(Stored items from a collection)
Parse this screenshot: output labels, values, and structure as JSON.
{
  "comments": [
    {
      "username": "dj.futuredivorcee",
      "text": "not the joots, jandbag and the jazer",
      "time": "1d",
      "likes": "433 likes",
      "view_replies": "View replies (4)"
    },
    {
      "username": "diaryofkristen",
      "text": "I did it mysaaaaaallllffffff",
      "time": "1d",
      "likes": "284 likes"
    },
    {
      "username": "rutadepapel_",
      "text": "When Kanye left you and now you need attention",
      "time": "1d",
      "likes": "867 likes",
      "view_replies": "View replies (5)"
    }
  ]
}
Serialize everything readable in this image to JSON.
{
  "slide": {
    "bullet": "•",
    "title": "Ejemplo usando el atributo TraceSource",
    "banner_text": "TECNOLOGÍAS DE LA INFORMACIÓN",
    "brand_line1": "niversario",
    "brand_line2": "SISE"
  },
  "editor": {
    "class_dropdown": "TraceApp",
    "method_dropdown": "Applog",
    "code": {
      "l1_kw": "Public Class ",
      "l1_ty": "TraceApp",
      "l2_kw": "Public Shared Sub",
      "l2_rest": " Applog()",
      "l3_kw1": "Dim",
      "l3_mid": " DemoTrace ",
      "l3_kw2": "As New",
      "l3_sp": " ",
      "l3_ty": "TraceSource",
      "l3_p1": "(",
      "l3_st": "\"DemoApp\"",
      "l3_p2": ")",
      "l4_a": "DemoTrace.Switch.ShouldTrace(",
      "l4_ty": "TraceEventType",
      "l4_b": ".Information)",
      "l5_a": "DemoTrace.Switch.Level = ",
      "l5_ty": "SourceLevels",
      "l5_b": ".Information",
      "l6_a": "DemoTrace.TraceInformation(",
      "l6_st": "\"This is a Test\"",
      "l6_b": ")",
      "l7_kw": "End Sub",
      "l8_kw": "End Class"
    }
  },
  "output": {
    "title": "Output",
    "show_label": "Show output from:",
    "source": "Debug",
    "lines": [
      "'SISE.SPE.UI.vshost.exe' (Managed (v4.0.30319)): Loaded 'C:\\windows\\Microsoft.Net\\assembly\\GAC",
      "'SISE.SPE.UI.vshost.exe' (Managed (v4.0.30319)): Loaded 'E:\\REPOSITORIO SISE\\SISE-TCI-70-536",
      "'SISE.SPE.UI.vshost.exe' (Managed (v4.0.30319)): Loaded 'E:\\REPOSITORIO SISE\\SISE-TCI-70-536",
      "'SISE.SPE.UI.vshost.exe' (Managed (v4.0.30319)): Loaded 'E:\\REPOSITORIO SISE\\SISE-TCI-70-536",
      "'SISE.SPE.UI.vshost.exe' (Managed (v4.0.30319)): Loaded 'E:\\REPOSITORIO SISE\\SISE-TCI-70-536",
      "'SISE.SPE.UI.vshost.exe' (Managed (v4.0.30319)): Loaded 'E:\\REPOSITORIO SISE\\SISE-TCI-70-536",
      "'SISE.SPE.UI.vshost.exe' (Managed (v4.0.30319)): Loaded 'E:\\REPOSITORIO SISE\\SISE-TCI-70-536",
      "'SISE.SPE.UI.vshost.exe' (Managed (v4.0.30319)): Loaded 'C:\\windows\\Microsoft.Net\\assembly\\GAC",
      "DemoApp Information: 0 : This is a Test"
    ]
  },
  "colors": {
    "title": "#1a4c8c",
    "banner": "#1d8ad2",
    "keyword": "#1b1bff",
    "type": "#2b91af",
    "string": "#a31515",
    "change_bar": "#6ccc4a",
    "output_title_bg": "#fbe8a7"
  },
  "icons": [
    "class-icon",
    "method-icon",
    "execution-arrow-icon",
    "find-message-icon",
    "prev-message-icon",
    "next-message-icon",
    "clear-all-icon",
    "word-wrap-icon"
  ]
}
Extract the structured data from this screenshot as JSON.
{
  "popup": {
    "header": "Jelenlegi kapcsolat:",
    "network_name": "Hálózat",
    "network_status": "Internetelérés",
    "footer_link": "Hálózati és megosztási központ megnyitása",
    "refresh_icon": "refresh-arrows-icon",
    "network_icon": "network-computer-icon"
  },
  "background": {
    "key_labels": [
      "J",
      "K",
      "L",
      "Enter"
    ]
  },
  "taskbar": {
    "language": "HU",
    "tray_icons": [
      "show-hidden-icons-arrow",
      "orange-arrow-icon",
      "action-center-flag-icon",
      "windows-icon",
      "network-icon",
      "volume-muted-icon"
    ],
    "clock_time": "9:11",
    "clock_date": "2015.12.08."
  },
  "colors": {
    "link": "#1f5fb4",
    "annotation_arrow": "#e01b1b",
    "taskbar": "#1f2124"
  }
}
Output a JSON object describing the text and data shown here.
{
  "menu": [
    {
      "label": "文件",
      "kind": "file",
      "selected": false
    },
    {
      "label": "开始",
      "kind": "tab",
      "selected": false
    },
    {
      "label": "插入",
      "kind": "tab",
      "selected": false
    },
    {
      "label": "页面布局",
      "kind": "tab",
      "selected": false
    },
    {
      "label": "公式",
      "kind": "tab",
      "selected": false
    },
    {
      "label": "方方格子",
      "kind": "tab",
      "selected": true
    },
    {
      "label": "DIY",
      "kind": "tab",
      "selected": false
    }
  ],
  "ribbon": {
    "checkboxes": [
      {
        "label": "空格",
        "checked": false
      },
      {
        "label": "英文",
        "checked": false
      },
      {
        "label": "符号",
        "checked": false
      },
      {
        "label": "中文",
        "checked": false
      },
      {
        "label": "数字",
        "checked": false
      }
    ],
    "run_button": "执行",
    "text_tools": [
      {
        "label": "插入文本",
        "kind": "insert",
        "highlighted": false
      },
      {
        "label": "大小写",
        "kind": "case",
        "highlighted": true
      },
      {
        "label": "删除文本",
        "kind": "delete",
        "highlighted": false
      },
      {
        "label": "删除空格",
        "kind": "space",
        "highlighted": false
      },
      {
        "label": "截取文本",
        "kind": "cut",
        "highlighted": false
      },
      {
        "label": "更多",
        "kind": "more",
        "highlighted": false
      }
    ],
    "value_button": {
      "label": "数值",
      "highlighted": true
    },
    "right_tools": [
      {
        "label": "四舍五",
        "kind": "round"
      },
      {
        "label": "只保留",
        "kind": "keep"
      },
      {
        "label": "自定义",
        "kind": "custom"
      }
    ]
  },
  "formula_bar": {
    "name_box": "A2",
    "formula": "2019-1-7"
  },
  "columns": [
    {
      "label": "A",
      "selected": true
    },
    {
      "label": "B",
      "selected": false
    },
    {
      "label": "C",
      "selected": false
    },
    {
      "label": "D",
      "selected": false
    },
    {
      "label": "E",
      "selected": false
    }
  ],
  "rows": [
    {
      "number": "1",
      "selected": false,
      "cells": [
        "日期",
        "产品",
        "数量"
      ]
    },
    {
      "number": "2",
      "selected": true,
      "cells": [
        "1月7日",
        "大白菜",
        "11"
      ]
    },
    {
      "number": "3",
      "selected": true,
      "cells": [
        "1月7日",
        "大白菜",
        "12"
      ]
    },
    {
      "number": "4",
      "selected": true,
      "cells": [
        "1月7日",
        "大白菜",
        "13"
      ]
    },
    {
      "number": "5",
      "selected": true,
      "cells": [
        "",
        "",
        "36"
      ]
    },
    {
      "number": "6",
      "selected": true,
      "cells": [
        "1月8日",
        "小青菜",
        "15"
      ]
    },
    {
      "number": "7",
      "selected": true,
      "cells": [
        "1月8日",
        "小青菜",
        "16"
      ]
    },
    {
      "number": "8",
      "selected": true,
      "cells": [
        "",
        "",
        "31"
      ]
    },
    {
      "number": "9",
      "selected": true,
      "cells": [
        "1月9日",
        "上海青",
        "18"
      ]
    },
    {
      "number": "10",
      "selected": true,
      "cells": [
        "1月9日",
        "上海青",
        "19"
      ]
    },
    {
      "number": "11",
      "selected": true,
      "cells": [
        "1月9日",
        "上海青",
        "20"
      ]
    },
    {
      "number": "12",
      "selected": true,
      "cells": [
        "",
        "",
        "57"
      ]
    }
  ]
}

» **GOAL OF THE EXERCISE**: Reproduce every line from the entries that holds the word "screenshot".

» **WORKED ANSWER**:
Parse this screenshot: output labels, values, and structure as JSON.
Extract the structured data from this screenshot as JSON.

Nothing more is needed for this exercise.